■ **EXERCISE REQUIREMENTS**:
Find the word "this" in the data. Return every line where it appears.
=== GIVEN RECORDS ===
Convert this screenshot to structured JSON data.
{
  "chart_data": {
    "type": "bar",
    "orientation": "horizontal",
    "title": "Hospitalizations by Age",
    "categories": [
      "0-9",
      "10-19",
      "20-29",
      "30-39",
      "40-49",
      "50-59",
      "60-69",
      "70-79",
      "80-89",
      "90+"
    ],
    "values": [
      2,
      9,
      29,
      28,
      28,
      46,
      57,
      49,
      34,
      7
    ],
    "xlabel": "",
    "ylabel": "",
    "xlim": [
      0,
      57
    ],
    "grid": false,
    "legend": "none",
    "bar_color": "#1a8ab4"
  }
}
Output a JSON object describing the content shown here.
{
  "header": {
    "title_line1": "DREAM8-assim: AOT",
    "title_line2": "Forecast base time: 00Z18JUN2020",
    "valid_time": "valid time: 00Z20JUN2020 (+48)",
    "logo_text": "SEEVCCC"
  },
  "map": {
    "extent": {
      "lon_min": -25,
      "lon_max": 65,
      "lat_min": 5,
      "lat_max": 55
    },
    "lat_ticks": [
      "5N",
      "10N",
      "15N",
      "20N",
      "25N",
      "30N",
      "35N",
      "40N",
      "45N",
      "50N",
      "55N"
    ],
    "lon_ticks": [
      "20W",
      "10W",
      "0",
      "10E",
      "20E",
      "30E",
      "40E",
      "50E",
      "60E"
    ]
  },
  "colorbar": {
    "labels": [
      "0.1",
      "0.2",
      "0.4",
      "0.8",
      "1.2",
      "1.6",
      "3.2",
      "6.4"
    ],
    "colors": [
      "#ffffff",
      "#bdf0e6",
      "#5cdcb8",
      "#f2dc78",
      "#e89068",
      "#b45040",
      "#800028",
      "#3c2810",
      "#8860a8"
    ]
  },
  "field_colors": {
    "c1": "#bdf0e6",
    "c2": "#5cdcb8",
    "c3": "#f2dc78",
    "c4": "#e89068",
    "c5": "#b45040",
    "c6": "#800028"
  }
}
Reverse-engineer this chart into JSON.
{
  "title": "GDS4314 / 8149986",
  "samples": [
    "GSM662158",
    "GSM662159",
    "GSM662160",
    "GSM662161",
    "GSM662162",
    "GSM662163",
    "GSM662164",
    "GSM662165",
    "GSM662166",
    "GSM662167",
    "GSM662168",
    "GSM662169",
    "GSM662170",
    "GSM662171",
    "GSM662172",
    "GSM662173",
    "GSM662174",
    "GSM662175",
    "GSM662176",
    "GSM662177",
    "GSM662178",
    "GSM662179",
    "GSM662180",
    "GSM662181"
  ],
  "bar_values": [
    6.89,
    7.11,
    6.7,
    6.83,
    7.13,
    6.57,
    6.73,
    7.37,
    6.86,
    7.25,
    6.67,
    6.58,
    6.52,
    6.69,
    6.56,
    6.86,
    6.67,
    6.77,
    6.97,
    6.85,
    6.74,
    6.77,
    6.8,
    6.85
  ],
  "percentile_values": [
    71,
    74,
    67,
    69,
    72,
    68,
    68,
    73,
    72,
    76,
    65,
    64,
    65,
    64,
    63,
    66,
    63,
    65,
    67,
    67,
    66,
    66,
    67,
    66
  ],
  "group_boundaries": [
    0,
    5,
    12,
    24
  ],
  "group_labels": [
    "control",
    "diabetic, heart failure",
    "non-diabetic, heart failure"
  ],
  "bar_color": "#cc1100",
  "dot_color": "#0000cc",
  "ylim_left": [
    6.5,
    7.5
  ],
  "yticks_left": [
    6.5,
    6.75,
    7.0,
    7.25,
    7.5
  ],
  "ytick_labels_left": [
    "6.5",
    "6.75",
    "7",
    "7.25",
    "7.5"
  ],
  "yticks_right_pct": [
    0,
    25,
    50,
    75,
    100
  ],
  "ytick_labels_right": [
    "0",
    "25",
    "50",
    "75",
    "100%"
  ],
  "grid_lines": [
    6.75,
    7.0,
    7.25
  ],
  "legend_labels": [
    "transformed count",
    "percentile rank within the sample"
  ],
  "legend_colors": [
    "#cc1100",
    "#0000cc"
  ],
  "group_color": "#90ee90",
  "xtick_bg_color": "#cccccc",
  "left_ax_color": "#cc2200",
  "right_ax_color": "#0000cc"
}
===
■ **CORRECT RESPONSE**:
Convert this screenshot to structured JSON data.
Reverse-engineer this chart into JSON.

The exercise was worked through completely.